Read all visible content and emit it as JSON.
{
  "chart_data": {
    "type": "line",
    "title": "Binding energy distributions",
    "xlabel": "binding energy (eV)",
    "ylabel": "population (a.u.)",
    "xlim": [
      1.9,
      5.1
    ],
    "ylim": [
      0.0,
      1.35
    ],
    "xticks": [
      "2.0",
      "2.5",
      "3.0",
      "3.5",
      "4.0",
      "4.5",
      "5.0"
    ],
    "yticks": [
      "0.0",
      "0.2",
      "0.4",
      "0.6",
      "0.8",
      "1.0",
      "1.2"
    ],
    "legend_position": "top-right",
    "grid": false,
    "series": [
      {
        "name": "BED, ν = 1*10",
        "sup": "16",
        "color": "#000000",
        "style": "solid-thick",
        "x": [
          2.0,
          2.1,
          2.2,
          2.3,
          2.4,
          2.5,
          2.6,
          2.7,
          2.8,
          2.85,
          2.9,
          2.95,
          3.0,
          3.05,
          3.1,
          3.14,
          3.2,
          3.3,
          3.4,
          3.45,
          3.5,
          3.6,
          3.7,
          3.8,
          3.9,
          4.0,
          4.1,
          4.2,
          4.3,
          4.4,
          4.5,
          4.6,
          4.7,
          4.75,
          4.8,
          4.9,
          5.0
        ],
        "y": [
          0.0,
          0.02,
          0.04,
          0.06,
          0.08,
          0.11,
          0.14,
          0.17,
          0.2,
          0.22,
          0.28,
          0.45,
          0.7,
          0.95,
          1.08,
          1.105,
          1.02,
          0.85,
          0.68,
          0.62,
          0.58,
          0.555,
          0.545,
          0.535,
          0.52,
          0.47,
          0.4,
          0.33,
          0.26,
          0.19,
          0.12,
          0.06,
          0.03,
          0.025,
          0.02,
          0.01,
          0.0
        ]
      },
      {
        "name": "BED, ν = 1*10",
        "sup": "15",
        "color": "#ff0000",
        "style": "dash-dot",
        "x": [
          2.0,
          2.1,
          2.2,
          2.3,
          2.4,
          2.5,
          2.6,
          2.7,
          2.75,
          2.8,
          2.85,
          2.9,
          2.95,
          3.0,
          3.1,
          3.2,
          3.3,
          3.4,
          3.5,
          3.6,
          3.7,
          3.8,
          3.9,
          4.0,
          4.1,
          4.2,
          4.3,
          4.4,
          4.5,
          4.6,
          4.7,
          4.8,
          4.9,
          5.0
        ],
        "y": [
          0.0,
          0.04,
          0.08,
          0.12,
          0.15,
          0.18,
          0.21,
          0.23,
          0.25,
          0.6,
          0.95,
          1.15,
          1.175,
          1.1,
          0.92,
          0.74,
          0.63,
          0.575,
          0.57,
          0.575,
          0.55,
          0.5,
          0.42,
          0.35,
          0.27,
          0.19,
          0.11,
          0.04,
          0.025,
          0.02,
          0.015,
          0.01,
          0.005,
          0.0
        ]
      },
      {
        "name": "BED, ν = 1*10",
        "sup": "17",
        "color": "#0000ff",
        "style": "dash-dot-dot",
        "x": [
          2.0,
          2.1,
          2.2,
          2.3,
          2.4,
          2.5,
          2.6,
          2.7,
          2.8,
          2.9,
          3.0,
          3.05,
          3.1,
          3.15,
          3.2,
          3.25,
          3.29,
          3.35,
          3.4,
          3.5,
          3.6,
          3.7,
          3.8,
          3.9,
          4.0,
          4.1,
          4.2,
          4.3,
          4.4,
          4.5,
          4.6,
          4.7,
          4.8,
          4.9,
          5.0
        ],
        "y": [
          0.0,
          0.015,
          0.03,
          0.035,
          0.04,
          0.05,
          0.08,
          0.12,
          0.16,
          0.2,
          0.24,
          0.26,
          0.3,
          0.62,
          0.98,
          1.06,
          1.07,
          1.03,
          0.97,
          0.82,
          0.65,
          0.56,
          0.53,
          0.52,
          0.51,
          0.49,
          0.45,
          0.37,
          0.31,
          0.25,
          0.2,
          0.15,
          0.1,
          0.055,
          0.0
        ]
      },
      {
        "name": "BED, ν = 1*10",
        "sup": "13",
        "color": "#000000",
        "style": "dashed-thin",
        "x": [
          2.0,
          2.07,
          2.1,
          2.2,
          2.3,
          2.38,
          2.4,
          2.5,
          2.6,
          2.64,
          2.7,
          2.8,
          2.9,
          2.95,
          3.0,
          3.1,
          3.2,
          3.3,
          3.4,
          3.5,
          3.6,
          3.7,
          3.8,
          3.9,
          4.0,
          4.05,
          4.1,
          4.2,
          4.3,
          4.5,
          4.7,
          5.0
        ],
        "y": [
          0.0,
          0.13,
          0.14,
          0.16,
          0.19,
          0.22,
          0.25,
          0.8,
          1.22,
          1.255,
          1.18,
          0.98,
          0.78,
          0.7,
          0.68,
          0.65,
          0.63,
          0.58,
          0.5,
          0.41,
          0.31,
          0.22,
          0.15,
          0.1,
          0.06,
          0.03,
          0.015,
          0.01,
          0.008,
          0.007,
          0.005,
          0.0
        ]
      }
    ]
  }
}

---*---

Extract the full set of entries word for word.

Read all visible content and emit it as JSON.
{
  "chart_data": {
    "type": "line",
    "title": "Binding energy distributions",
    "xlabel": "binding energy (eV)",
    "ylabel": "population (a.u.)",
    "xlim": [
      1.9,
      5.1
    ],
    "ylim": [
      0.0,
      1.35
    ],
    "xticks": [
      "2.0",
      "2.5",
      "3.0",
      "3.5",
      "4.0",
      "4.5",
      "5.0"
    ],
    "yticks": [
      "0.0",
      "0.2",
      "0.4",
      "0.6",
      "0.8",
      "1.0",
      "1.2"
    ],
    "legend_position": "top-right",
    "grid": false,
    "series": [
      {
        "name": "BED, ν = 1*10",
        "sup": "16",
        "color": "#000000",
        "style": "solid-thick",
        "x": [
          2.0,
          2.1,
          2.2,
          2.3,
          2.4,
          2.5,
          2.6,
          2.7,
          2.8,
          2.85,
          2.9,
          2.95,
          3.0,
          3.05,
          3.1,
          3.14,
          3.2,
          3.3,
          3.4,
          3.45,
          3.5,
          3.6,
          3.7,
          3.8,
          3.9,
          4.0,
          4.1,
          4.2,
          4.3,
          4.4,
          4.5,
          4.6,
          4.7,
          4.75,
          4.8,
          4.9,
          5.0
        ],
        "y": [
          0.0,
          0.02,
          0.04,
          0.06,
          0.08,
          0.11,
          0.14,
          0.17,
          0.2,
          0.22,
          0.28,
          0.45,
          0.7,
          0.95,
          1.08,
          1.105,
          1.02,
          0.85,
          0.68,
          0.62,
          0.58,
          0.555,
          0.545,
          0.535,
          0.52,
          0.47,
          0.4,
          0.33,
          0.26,
          0.19,
          0.12,
          0.06,
          0.03,
          0.025,
          0.02,
          0.01,
          0.0
        ]
      },
      {
        "name": "BED, ν = 1*10",
        "sup": "15",
        "color": "#ff0000",
        "style": "dash-dot",
        "x": [
          2.0,
          2.1,
          2.2,
          2.3,
          2.4,
          2.5,
          2.6,
          2.7,
          2.75,
          2.8,
          2.85,
          2.9,
          2.95,
          3.0,
          3.1,
          3.2,
          3.3,
          3.4,
          3.5,
          3.6,
          3.7,
          3.8,
          3.9,
          4.0,
          4.1,
          4.2,
          4.3,
          4.4,
          4.5,
          4.6,
          4.7,
          4.8,
          4.9,
          5.0
        ],
        "y": [
          0.0,
          0.04,
          0.08,
          0.12,
          0.15,
          0.18,
          0.21,
          0.23,
          0.25,
          0.6,
          0.95,
          1.15,
          1.175,
          1.1,
          0.92,
          0.74,
          0.63,
          0.575,
          0.57,
          0.575,
          0.55,
          0.5,
          0.42,
          0.35,
          0.27,
          0.19,
          0.11,
          0.04,
          0.025,
          0.02,
          0.015,
          0.01,
          0.005,
          0.0
        ]
      },
      {
        "name": "BED, ν = 1*10",
        "sup": "17",
        "color": "#0000ff",
        "style": "dash-dot-dot",
        "x": [
          2.0,
          2.1,
          2.2,
          2.3,
          2.4,
          2.5,
          2.6,
          2.7,
          2.8,
          2.9,
          3.0,
          3.05,
          3.1,
          3.15,
          3.2,
          3.25,
          3.29,
          3.35,
          3.4,
          3.5,
          3.6,
          3.7,
          3.8,
          3.9,
          4.0,
          4.1,
          4.2,
          4.3,
          4.4,
          4.5,
          4.6,
          4.7,
          4.8,
          4.9,
          5.0
        ],
        "y": [
          0.0,
          0.015,
          0.03,
          0.035,
          0.04,
          0.05,
          0.08,
          0.12,
          0.16,
          0.2,
          0.24,
          0.26,
          0.3,
          0.62,
          0.98,
          1.06,
          1.07,
          1.03,
          0.97,
          0.82,
          0.65,
          0.56,
          0.53,
          0.52,
          0.51,
          0.49,
          0.45,
          0.37,
          0.31,
          0.25,
          0.2,
          0.15,
          0.1,
          0.055,
          0.0
        ]
      },
      {
        "name": "BED, ν = 1*10",
        "sup": "13",
        "color": "#000000",
        "style": "dashed-thin",
        "x": [
          2.0,
          2.07,
          2.1,
          2.2,
          2.3,
          2.38,
          2.4,
          2.5,
          2.6,
          2.64,
          2.7,
          2.8,
          2.9,
          2.95,
          3.0,
          3.1,
          3.2,
          3.3,
          3.4,
          3.5,
          3.6,
          3.7,
          3.8,
          3.9,
          4.0,
          4.05,
          4.1,
          4.2,
          4.3,
          4.5,
          4.7,
          5.0
        ],
        "y": [
          0.0,
          0.13,
          0.14,
          0.16,
          0.19,
          0.22,
          0.25,
          0.8,
          1.22,
          1.255,
          1.18,
          0.98,
          0.78,
          0.7,
          0.68,
          0.65,
          0.63,
          0.58,
          0.5,
          0.41,
          0.31,
          0.22,
          0.15,
          0.1,
          0.06,
          0.03,
          0.015,
          0.01,
          0.008,
          0.007,
          0.005,
          0.0
        ]
      }
    ]
  }
}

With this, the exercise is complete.